> **What is expected**: Copy out the stretch from the line containing "list-item[interactable]: 1617 Taxfiler" through the line containing "delete-sequence-button: Delete Sequence: [413, 55, 547, 81]", both included, exactly as each appears.

> **Dataset excerpts**:
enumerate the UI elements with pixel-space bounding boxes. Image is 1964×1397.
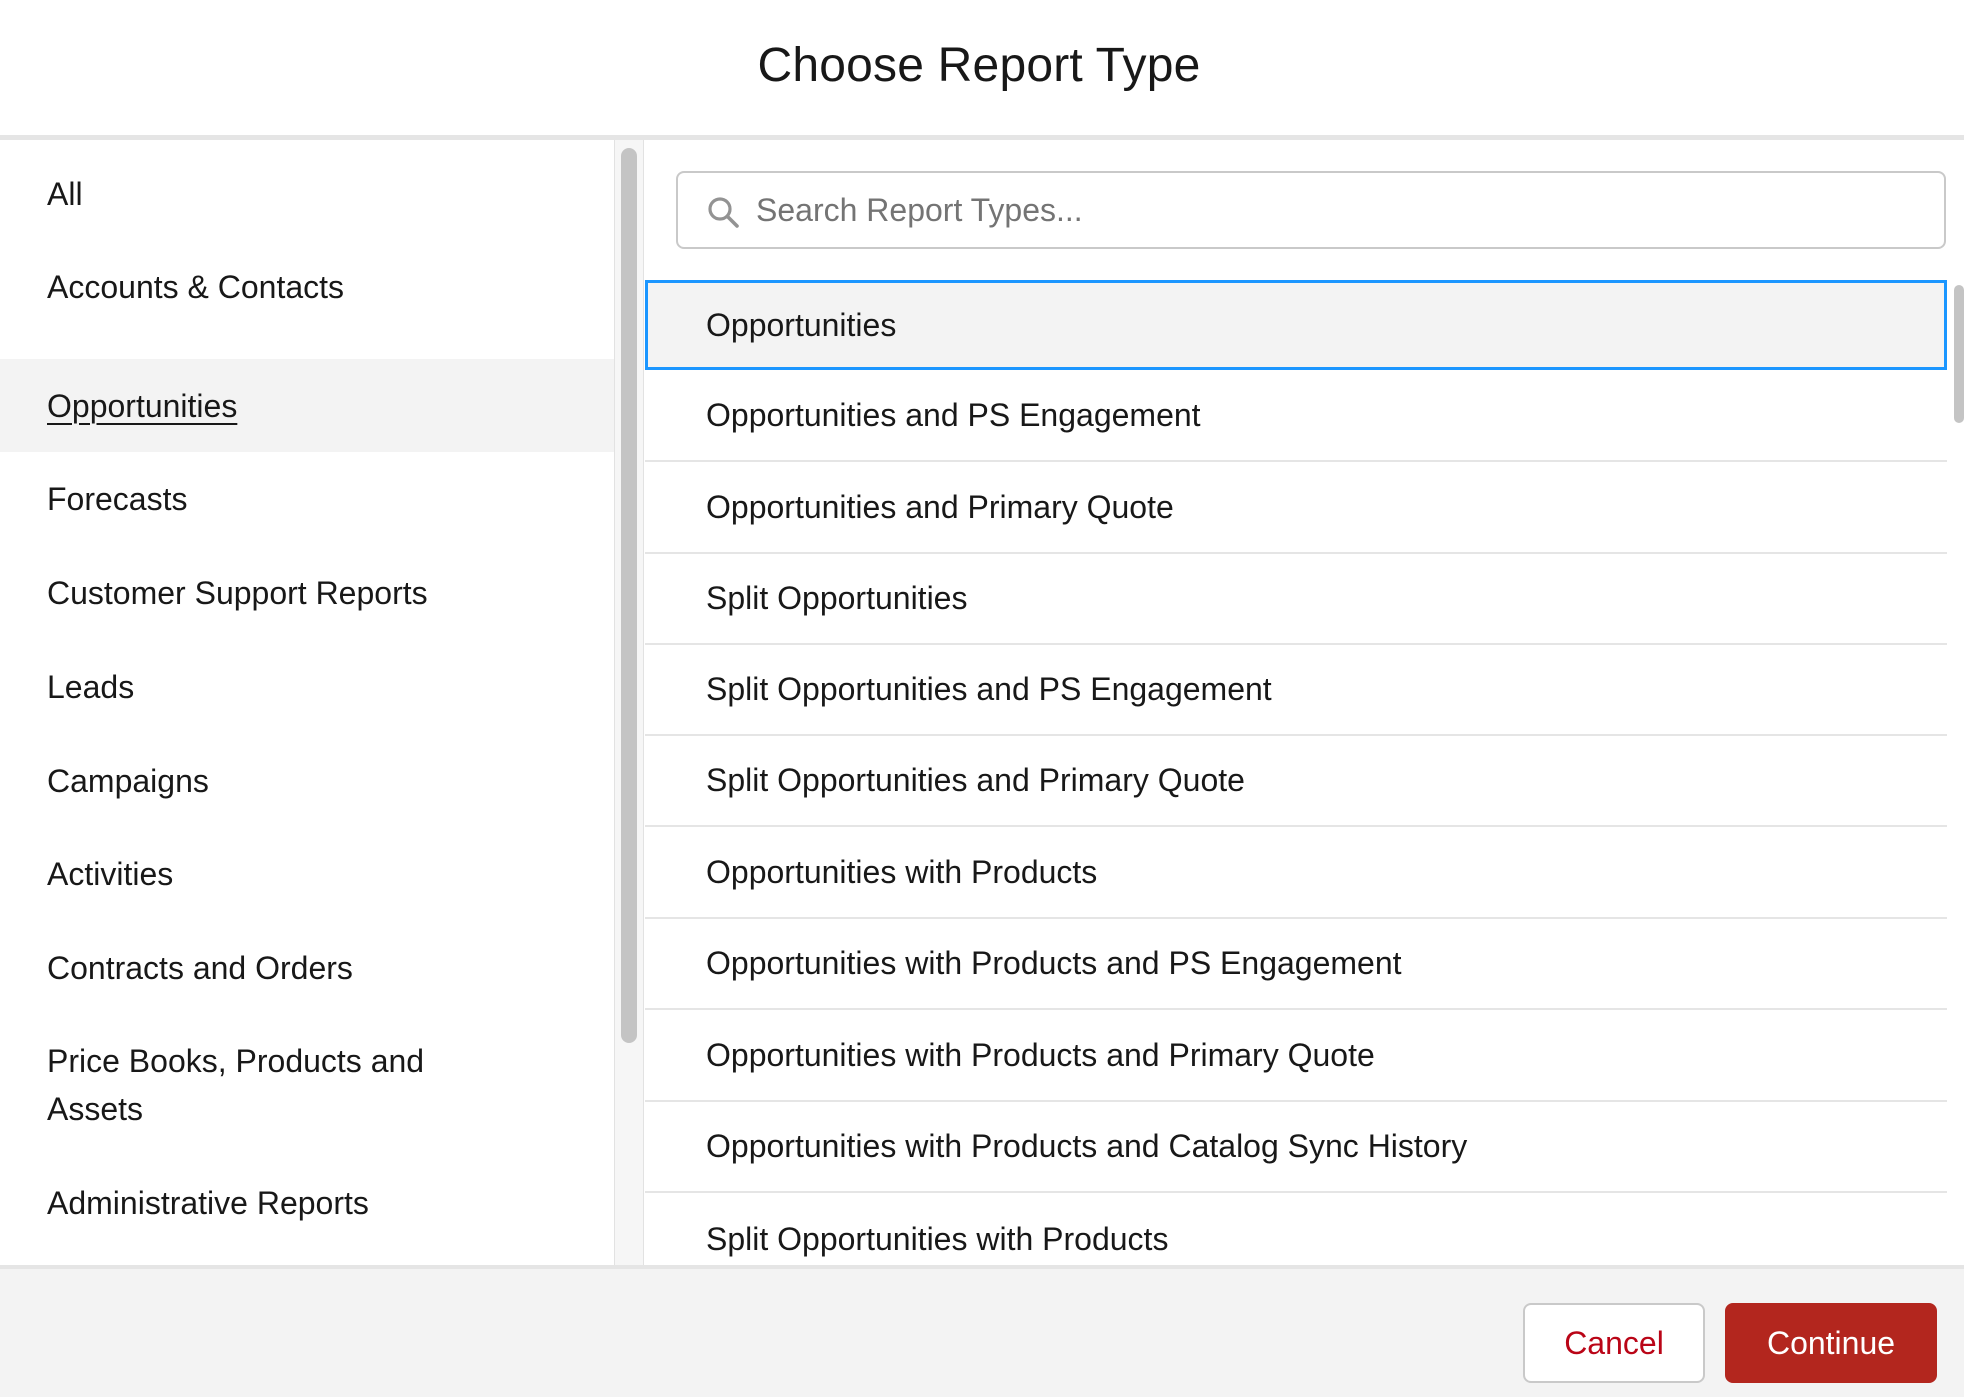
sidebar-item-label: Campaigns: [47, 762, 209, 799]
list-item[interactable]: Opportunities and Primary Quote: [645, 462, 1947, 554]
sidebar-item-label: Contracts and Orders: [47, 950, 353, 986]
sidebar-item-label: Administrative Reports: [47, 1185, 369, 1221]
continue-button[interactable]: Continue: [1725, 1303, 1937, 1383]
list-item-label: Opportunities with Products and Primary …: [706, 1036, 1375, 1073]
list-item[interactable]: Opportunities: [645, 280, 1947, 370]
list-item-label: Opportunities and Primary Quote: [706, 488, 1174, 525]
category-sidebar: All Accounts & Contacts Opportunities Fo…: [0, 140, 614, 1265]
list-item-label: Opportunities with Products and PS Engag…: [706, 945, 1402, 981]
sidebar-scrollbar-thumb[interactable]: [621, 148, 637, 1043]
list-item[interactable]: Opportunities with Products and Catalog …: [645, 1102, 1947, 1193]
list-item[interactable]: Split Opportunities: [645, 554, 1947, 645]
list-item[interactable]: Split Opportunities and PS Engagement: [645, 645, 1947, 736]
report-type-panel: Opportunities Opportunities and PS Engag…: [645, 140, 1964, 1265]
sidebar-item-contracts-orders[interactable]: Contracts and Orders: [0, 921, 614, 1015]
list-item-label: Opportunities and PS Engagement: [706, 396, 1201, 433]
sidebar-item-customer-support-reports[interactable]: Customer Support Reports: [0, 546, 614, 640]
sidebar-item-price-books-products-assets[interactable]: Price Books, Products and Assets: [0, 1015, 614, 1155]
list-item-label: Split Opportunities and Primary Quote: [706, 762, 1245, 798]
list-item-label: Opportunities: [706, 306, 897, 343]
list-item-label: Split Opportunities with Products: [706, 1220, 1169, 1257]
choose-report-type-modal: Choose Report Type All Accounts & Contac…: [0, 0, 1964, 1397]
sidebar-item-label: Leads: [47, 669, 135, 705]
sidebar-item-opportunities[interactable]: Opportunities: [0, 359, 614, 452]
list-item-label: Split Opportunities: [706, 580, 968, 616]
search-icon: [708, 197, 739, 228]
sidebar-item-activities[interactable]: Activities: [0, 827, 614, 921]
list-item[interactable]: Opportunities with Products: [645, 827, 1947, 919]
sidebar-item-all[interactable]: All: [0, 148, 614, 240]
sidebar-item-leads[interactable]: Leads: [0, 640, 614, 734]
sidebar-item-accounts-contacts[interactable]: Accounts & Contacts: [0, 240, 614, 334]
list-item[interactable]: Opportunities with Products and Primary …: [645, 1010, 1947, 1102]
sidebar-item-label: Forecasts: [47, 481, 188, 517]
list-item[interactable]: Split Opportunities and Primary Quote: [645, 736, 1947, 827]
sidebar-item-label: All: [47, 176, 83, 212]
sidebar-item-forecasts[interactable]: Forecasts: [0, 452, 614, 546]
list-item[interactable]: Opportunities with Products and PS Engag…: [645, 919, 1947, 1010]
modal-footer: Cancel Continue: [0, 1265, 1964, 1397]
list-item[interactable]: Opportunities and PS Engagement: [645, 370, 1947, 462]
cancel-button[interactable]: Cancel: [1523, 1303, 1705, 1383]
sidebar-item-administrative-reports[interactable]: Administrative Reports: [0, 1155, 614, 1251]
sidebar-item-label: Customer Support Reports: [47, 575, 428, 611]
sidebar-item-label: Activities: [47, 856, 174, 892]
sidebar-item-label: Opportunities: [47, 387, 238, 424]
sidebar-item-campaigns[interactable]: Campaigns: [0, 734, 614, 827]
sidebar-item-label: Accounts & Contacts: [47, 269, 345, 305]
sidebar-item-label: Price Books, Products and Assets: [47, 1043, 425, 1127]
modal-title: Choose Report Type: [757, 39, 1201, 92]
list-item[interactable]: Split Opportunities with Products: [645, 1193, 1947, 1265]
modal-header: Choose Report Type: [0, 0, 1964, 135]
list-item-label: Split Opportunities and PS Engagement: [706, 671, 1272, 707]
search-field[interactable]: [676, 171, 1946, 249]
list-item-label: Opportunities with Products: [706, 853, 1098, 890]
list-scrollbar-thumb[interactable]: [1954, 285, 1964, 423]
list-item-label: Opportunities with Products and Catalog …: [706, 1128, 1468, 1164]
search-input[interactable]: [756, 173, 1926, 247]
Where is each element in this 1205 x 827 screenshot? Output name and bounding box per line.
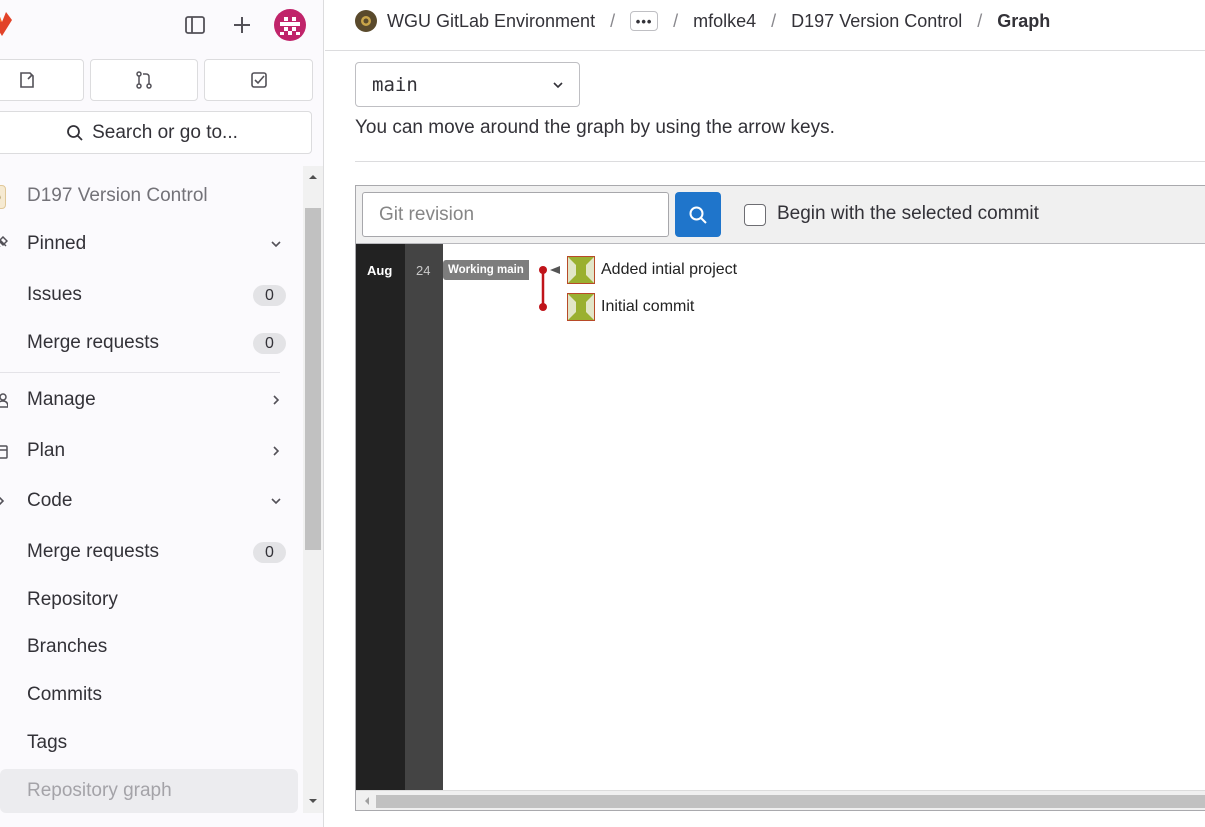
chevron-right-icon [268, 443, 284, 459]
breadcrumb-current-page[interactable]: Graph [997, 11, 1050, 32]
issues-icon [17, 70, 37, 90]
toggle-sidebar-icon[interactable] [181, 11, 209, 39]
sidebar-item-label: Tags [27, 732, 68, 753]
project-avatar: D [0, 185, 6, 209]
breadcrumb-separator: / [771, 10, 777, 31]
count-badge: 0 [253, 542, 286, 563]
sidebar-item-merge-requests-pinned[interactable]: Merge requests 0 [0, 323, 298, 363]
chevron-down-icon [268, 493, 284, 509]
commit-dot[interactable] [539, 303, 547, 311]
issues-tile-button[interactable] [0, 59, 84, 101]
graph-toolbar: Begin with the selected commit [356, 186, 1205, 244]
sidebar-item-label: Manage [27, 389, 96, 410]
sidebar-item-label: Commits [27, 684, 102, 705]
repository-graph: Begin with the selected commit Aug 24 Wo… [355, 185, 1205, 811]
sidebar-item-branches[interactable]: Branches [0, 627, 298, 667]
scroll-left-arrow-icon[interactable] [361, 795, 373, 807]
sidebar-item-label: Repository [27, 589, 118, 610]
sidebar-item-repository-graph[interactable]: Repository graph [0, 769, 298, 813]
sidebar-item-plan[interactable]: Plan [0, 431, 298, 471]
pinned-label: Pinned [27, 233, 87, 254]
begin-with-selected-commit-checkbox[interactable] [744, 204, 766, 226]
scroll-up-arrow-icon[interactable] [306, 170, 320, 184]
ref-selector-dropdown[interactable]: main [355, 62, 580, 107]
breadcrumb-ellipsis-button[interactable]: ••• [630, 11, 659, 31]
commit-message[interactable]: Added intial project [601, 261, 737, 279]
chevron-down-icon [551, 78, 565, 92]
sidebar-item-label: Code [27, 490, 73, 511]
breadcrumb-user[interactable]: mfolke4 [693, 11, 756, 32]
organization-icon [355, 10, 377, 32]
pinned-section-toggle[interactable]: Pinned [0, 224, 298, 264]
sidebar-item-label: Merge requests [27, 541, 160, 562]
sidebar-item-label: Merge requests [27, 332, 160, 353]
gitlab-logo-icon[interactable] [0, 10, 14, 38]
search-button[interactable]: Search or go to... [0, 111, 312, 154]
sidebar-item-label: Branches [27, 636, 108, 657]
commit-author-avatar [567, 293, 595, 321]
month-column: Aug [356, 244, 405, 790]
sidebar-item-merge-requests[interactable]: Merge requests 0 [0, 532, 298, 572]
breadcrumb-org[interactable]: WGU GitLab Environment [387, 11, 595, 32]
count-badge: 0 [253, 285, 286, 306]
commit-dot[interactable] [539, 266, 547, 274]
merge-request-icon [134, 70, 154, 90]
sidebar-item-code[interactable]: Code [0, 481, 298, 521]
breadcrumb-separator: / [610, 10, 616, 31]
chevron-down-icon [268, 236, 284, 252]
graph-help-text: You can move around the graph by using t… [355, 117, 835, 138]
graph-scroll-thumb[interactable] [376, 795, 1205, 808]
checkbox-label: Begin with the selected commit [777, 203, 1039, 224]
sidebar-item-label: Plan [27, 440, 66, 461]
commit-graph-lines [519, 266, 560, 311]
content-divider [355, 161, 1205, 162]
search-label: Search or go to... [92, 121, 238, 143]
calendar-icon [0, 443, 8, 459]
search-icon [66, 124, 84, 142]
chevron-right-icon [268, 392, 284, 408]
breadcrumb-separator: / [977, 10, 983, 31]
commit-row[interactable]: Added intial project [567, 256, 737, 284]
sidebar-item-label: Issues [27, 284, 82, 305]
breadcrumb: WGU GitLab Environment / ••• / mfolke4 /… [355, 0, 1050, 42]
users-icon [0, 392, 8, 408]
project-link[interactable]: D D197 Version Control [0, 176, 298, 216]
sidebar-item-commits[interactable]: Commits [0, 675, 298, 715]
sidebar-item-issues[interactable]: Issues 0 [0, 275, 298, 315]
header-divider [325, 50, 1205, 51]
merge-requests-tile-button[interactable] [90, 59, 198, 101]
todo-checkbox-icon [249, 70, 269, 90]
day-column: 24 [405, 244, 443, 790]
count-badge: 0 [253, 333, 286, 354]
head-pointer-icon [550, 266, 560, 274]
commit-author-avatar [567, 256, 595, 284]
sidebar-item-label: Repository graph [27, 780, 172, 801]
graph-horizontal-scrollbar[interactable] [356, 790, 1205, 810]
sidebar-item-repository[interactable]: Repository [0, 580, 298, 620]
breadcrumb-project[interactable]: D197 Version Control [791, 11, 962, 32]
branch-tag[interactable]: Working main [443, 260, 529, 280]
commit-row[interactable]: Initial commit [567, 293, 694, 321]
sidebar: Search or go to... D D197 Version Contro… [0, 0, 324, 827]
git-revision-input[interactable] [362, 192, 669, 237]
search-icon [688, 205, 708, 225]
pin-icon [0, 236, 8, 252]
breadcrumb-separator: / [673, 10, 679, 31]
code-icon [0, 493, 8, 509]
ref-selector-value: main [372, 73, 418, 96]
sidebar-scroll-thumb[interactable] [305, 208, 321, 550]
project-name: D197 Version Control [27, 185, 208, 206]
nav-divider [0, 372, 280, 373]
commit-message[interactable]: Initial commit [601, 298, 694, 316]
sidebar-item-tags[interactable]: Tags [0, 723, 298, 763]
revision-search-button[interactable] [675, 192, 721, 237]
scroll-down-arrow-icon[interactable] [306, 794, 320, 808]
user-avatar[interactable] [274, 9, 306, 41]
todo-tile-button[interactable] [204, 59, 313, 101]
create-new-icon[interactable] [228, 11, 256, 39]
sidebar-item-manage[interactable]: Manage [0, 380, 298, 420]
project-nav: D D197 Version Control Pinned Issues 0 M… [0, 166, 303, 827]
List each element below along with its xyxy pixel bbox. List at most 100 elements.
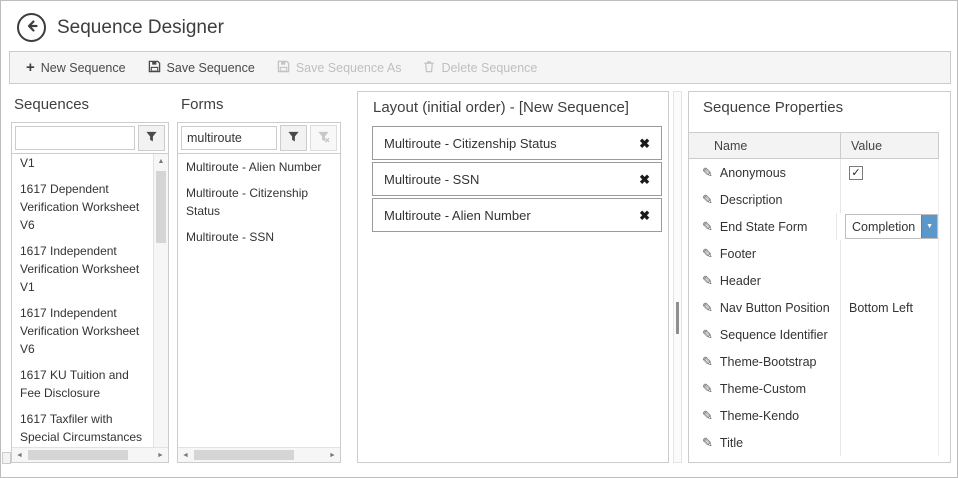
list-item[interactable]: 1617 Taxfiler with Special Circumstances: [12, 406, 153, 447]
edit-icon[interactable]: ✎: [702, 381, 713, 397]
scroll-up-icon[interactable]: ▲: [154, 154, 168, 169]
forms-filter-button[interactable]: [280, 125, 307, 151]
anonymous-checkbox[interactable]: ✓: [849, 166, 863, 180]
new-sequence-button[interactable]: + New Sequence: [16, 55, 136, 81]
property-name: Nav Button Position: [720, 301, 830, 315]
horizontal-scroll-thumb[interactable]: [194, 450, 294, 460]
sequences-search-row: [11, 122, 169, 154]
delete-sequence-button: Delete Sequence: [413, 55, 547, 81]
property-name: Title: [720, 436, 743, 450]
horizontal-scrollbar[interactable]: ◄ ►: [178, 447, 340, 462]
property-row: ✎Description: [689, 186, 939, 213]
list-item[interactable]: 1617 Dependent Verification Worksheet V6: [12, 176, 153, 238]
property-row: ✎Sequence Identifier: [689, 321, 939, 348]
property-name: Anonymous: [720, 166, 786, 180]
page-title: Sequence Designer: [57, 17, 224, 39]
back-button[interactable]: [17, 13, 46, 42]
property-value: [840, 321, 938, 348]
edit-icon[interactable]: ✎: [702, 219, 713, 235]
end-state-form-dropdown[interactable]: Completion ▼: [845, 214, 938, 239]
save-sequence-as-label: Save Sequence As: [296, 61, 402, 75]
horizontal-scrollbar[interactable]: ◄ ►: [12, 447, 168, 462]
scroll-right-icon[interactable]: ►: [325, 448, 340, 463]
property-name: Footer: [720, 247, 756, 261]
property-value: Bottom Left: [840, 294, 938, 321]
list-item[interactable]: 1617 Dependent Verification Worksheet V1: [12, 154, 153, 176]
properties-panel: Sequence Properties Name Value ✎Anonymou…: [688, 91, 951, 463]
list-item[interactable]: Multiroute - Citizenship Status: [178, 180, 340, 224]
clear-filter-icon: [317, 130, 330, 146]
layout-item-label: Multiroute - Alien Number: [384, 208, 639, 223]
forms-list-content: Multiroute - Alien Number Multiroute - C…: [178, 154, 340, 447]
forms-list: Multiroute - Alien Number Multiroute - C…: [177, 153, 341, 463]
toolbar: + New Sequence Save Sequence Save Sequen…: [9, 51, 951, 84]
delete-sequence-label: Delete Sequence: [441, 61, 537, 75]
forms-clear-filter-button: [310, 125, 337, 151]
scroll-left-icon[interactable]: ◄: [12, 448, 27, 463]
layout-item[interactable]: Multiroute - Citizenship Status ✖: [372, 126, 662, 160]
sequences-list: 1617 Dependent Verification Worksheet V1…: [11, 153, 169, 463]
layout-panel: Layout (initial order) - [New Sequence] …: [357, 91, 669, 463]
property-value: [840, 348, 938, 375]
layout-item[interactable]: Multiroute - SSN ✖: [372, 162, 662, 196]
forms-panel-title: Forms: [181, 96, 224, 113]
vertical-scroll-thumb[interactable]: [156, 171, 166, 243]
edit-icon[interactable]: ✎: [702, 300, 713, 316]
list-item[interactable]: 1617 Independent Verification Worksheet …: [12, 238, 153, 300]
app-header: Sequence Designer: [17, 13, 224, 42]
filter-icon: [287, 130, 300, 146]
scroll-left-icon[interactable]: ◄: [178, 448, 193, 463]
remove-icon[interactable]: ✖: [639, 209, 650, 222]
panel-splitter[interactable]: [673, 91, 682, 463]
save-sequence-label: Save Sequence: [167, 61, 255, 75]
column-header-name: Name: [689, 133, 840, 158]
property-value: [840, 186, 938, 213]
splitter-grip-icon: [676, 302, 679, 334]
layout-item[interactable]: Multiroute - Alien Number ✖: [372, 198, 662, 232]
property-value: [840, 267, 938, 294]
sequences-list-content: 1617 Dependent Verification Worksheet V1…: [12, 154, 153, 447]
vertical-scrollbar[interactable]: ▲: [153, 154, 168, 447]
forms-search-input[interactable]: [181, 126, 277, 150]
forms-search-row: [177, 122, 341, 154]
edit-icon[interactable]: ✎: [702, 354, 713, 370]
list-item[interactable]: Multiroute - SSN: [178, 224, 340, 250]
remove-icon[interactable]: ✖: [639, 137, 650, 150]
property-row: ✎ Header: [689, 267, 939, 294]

> **Written response**:
list-item[interactable]: 1617 Taxfiler with Special Circumstances: [12, 406, 153, 447]
edit-icon[interactable]: ✎: [702, 381, 713, 397]
scroll-up-icon[interactable]: ▲: [154, 154, 168, 169]
forms-filter-button[interactable]: [280, 125, 307, 151]
anonymous-checkbox[interactable]: ✓: [849, 166, 863, 180]
new-sequence-button[interactable]: + New Sequence: [16, 55, 136, 81]
property-name: Nav Button Position: [720, 301, 830, 315]
horizontal-scroll-thumb[interactable]: [194, 450, 294, 460]
sequences-search-row: [11, 122, 169, 154]
delete-sequence-button: Delete Sequence: [413, 55, 547, 81]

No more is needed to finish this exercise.